**Problem to work on:**
Find each line holding "期末专项练习" and copy it out.

**Provided records:**
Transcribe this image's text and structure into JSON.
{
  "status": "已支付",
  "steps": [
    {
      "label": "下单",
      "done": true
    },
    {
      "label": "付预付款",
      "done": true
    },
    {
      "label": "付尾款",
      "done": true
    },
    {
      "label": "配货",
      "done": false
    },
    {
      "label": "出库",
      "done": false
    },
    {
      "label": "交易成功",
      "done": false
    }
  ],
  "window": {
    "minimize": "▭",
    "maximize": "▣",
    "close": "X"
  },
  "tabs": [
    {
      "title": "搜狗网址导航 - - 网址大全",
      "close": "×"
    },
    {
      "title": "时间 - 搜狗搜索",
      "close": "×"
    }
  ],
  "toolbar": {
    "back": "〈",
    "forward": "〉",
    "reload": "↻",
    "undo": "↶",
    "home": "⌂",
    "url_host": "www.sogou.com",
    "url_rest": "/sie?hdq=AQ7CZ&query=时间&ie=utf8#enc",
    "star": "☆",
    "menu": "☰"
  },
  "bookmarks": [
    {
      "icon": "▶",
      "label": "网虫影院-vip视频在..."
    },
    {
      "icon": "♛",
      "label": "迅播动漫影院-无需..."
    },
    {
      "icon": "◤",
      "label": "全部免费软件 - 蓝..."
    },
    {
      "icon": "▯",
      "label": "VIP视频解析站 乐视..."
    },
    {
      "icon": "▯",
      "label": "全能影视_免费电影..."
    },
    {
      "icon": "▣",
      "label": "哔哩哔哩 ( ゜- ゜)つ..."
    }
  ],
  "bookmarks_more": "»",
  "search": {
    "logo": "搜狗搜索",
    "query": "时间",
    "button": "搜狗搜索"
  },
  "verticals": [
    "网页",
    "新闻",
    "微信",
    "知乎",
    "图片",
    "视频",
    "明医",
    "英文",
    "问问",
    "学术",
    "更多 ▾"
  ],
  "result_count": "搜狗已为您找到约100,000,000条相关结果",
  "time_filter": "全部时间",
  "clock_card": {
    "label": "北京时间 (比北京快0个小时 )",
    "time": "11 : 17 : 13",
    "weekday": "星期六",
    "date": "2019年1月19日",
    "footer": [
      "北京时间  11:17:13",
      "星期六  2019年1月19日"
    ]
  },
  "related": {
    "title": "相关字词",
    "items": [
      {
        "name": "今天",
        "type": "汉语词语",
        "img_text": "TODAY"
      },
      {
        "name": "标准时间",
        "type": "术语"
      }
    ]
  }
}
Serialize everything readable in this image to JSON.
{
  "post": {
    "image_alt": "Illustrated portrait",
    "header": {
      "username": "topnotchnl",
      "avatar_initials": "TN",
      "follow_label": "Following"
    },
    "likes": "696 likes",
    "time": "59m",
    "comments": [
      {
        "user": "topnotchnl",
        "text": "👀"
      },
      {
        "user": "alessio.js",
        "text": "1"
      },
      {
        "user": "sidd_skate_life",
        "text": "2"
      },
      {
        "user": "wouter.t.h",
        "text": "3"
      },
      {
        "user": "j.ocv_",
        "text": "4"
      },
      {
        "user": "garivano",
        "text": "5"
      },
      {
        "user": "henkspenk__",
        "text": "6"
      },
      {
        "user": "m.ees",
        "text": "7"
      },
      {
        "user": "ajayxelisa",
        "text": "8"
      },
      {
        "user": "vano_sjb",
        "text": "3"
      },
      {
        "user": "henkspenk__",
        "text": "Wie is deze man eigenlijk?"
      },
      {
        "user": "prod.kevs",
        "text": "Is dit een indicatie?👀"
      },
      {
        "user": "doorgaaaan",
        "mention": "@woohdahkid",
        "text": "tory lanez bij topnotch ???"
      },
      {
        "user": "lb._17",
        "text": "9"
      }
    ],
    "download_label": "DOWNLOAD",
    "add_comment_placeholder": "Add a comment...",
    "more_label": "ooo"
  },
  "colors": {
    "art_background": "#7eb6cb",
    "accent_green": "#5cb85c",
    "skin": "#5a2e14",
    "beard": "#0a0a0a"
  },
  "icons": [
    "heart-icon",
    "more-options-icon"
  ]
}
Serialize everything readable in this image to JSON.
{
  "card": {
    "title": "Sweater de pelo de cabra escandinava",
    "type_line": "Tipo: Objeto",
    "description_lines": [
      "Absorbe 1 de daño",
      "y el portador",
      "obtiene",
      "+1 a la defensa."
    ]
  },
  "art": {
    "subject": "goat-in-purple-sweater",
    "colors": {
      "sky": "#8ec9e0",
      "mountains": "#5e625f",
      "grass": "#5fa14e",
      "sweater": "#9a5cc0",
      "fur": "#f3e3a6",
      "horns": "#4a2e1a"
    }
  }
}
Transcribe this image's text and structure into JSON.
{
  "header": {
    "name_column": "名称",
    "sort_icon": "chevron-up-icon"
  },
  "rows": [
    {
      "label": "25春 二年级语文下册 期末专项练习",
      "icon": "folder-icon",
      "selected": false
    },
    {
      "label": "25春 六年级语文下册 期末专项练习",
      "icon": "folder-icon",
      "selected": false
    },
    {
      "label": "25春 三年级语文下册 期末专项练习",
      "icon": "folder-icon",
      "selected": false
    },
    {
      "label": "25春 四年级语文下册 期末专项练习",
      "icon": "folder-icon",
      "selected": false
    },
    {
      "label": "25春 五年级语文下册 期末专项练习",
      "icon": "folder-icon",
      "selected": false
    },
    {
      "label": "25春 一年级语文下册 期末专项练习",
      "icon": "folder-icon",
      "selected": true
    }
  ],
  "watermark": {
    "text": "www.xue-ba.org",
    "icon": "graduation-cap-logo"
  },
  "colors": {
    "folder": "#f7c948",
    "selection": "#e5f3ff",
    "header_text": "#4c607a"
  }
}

* * *

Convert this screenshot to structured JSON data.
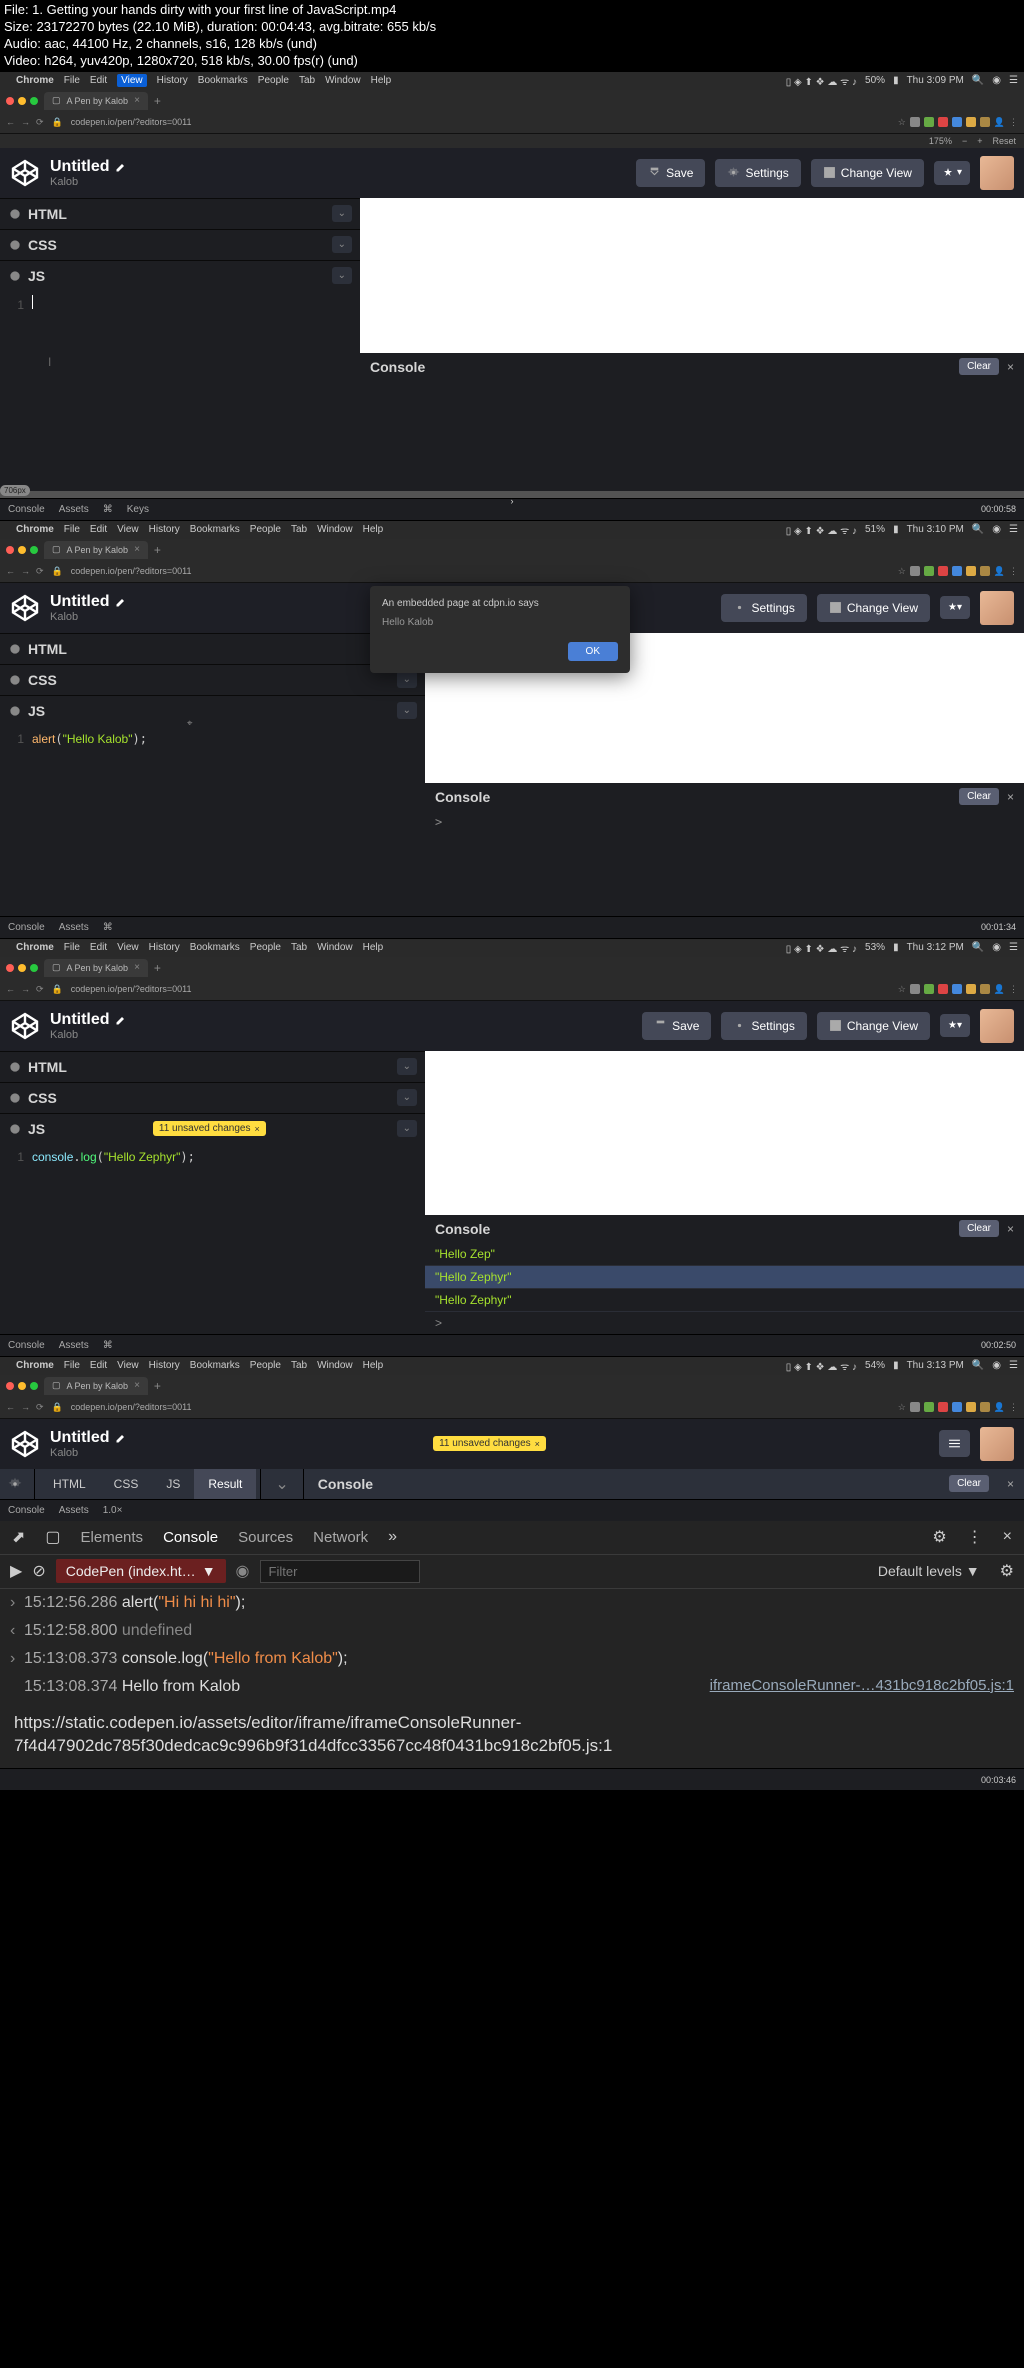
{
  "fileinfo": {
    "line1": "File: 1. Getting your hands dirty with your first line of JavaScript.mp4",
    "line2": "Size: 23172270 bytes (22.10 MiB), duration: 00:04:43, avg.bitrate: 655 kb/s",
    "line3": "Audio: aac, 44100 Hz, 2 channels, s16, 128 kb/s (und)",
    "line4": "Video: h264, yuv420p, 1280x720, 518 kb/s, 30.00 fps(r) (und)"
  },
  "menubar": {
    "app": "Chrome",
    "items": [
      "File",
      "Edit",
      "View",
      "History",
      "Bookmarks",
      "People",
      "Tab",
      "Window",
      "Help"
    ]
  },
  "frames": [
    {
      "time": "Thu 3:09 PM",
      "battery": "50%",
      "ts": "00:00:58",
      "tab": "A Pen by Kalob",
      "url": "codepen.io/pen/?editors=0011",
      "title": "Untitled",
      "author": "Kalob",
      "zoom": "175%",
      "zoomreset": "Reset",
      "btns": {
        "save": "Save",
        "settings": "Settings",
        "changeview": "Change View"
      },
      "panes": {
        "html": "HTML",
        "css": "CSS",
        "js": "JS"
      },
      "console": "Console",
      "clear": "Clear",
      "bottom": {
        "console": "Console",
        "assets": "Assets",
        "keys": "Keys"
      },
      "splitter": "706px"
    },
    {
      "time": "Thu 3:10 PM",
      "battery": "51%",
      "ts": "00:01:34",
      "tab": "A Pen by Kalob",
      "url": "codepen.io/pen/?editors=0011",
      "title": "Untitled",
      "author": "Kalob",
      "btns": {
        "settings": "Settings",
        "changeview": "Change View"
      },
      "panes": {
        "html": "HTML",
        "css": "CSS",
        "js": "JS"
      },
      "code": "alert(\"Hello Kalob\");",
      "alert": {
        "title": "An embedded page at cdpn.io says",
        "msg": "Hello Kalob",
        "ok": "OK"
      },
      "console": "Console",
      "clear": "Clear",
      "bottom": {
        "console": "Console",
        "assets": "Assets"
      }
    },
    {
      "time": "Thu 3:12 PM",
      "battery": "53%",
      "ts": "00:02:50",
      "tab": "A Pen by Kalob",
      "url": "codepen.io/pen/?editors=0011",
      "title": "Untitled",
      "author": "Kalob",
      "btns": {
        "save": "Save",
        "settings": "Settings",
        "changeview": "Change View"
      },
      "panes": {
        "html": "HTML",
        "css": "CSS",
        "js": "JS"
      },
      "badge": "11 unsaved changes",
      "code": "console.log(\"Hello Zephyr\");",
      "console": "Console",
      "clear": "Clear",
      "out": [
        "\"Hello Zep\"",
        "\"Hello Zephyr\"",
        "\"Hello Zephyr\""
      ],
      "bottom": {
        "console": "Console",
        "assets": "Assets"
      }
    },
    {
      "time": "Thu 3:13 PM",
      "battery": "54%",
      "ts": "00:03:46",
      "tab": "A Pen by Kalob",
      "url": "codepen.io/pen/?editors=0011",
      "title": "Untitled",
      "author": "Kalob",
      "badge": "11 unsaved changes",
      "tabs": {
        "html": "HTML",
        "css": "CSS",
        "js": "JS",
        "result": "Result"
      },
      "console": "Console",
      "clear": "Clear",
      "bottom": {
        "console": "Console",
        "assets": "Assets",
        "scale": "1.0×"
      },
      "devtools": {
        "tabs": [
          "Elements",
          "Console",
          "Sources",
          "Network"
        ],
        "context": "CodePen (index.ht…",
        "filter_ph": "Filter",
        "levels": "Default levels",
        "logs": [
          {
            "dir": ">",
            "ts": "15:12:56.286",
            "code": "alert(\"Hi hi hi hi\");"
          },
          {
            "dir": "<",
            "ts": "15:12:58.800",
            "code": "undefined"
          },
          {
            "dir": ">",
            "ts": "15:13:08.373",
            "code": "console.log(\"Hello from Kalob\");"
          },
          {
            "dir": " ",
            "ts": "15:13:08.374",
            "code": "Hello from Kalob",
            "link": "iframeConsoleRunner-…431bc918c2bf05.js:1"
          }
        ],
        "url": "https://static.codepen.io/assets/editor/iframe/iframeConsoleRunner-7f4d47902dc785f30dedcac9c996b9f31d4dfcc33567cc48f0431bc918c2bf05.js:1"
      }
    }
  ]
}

**Solution:**
      "label": "25春 二年级语文下册 期末专项练习",
      "label": "25春 六年级语文下册 期末专项练习",
      "label": "25春 三年级语文下册 期末专项练习",
      "label": "25春 四年级语文下册 期末专项练习",
      "label": "25春 五年级语文下册 期末专项练习",
      "label": "25春 一年级语文下册 期末专项练习",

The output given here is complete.